What is being asked: Select the lines below containing the word "panel".

|---|

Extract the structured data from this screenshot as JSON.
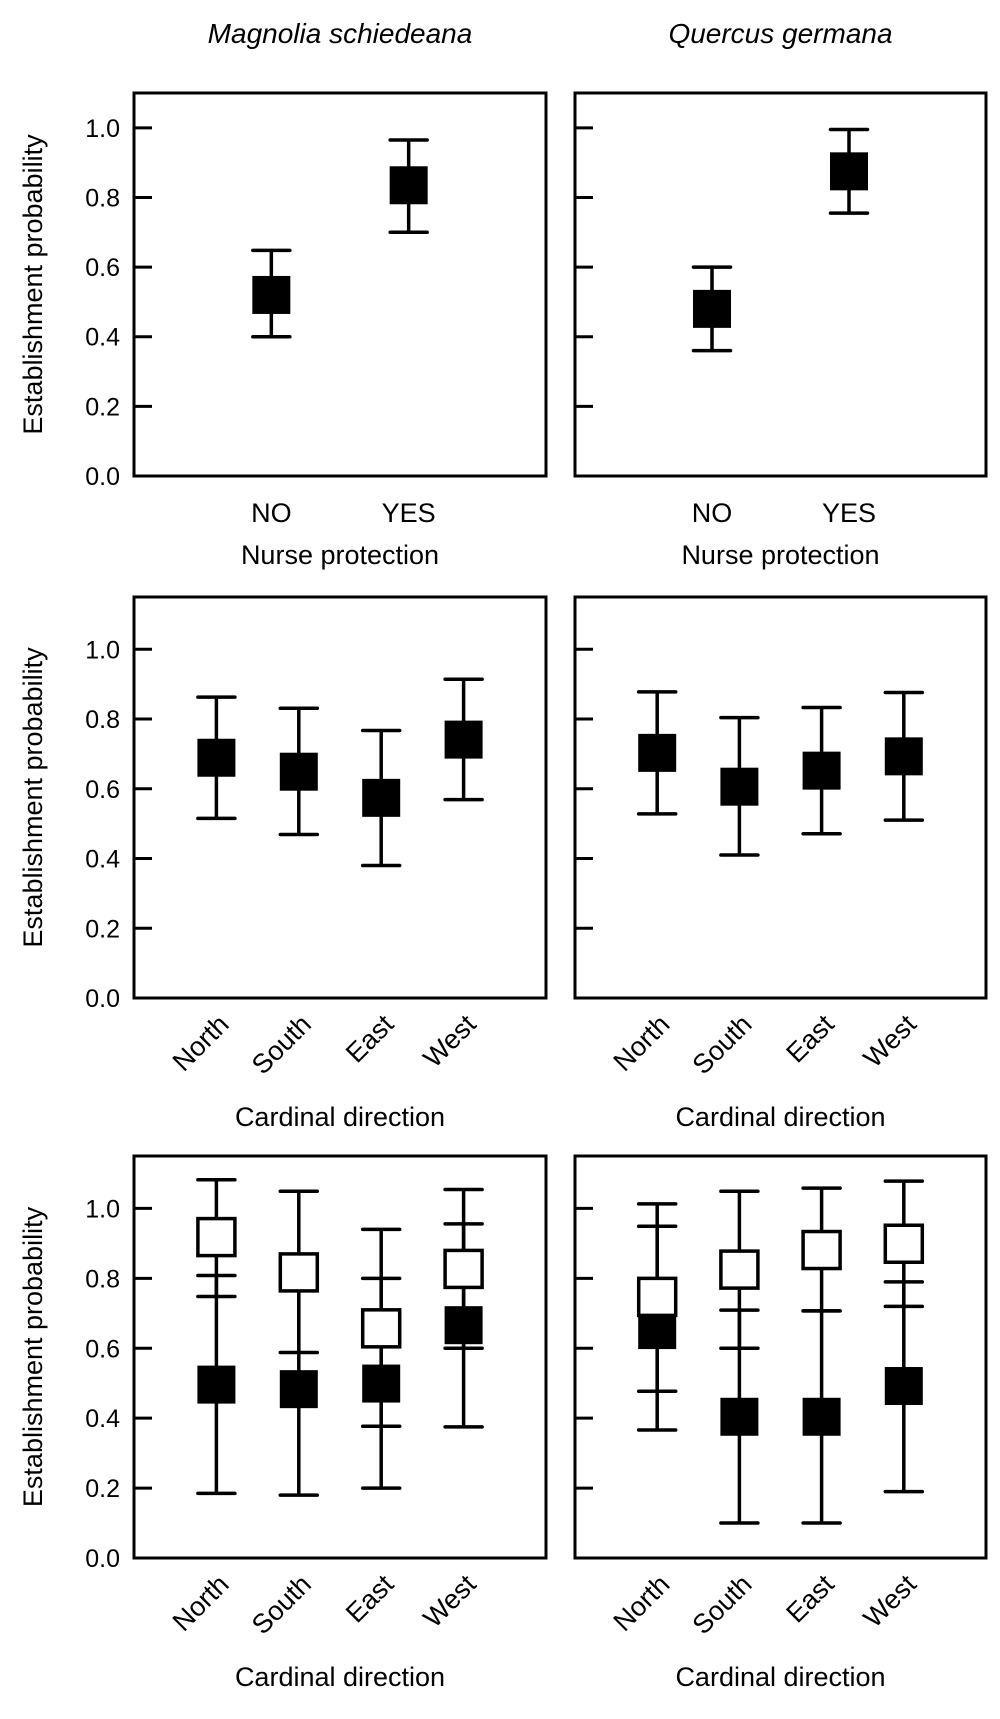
{
  "chart_data": [
    {
      "type": "scatter",
      "panel": "row1-left",
      "title": "Magnolia schiedeana",
      "xlabel": "Nurse protection",
      "ylabel": "Establishment probability",
      "categories": [
        "NO",
        "YES"
      ],
      "ylim": [
        0,
        1.1
      ],
      "yticks": [
        "0.0",
        "0.2",
        "0.4",
        "0.6",
        "0.8",
        "1.0"
      ],
      "series": [
        {
          "name": "estimate",
          "fill": "#000000",
          "values": [
            0.52,
            0.835
          ],
          "upper": [
            0.648,
            0.965
          ],
          "lower": [
            0.4,
            0.7
          ]
        }
      ]
    },
    {
      "type": "scatter",
      "panel": "row1-right",
      "title": "Quercus germana",
      "xlabel": "Nurse protection",
      "ylabel": "",
      "categories": [
        "NO",
        "YES"
      ],
      "ylim": [
        0,
        1.1
      ],
      "yticks": [],
      "series": [
        {
          "name": "estimate",
          "fill": "#000000",
          "values": [
            0.48,
            0.875
          ],
          "upper": [
            0.6,
            0.995
          ],
          "lower": [
            0.36,
            0.755
          ]
        }
      ]
    },
    {
      "type": "scatter",
      "panel": "row2-left",
      "title": "",
      "xlabel": "Cardinal direction",
      "ylabel": "Establishment probability",
      "categories": [
        "North",
        "South",
        "East",
        "West"
      ],
      "ylim": [
        0,
        1.15
      ],
      "yticks": [
        "0.0",
        "0.2",
        "0.4",
        "0.6",
        "0.8",
        "1.0"
      ],
      "series": [
        {
          "name": "estimate",
          "fill": "#000000",
          "values": [
            0.689,
            0.649,
            0.574,
            0.741
          ],
          "upper": [
            0.863,
            0.831,
            0.767,
            0.914
          ],
          "lower": [
            0.515,
            0.469,
            0.38,
            0.569
          ]
        }
      ]
    },
    {
      "type": "scatter",
      "panel": "row2-right",
      "title": "",
      "xlabel": "Cardinal direction",
      "ylabel": "",
      "categories": [
        "North",
        "South",
        "East",
        "West"
      ],
      "ylim": [
        0,
        1.15
      ],
      "yticks": [],
      "series": [
        {
          "name": "estimate",
          "fill": "#000000",
          "values": [
            0.703,
            0.606,
            0.652,
            0.693
          ],
          "upper": [
            0.878,
            0.804,
            0.833,
            0.876
          ],
          "lower": [
            0.528,
            0.41,
            0.471,
            0.51
          ]
        }
      ]
    },
    {
      "type": "scatter",
      "panel": "row3-left",
      "title": "",
      "xlabel": "Cardinal direction",
      "ylabel": "Establishment probability",
      "categories": [
        "North",
        "South",
        "East",
        "West"
      ],
      "ylim": [
        0,
        1.15
      ],
      "yticks": [
        "0.0",
        "0.2",
        "0.4",
        "0.6",
        "0.8",
        "1.0"
      ],
      "series": [
        {
          "name": "filled",
          "fill": "#000000",
          "values": [
            0.496,
            0.483,
            0.499,
            0.666
          ],
          "upper": [
            0.808,
            0.78,
            0.8,
            0.956
          ],
          "lower": [
            0.185,
            0.18,
            0.2,
            0.375
          ]
        },
        {
          "name": "open",
          "fill": "#ffffff",
          "values": [
            0.918,
            0.817,
            0.657,
            0.827
          ],
          "upper": [
            1.082,
            1.049,
            0.94,
            1.054
          ],
          "lower": [
            0.748,
            0.588,
            0.377,
            0.6
          ]
        }
      ]
    },
    {
      "type": "scatter",
      "panel": "row3-right",
      "title": "",
      "xlabel": "Cardinal direction",
      "ylabel": "",
      "categories": [
        "North",
        "South",
        "East",
        "West"
      ],
      "ylim": [
        0,
        1.15
      ],
      "yticks": [],
      "series": [
        {
          "name": "filled",
          "fill": "#000000",
          "values": [
            0.652,
            0.404,
            0.404,
            0.492
          ],
          "upper": [
            0.949,
            0.709,
            0.707,
            0.79
          ],
          "lower": [
            0.366,
            0.1,
            0.1,
            0.19
          ]
        },
        {
          "name": "open",
          "fill": "#ffffff",
          "values": [
            0.747,
            0.825,
            0.881,
            0.899
          ],
          "upper": [
            1.013,
            1.049,
            1.058,
            1.078
          ],
          "lower": [
            0.477,
            0.6,
            0.707,
            0.72
          ]
        }
      ]
    }
  ]
}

|---|

Response for this exercise:
      "panel": "row1-left",
      "panel": "row1-right",
      "panel": "row2-left",
      "panel": "row2-right",
      "panel": "row3-left",
      "panel": "row3-right",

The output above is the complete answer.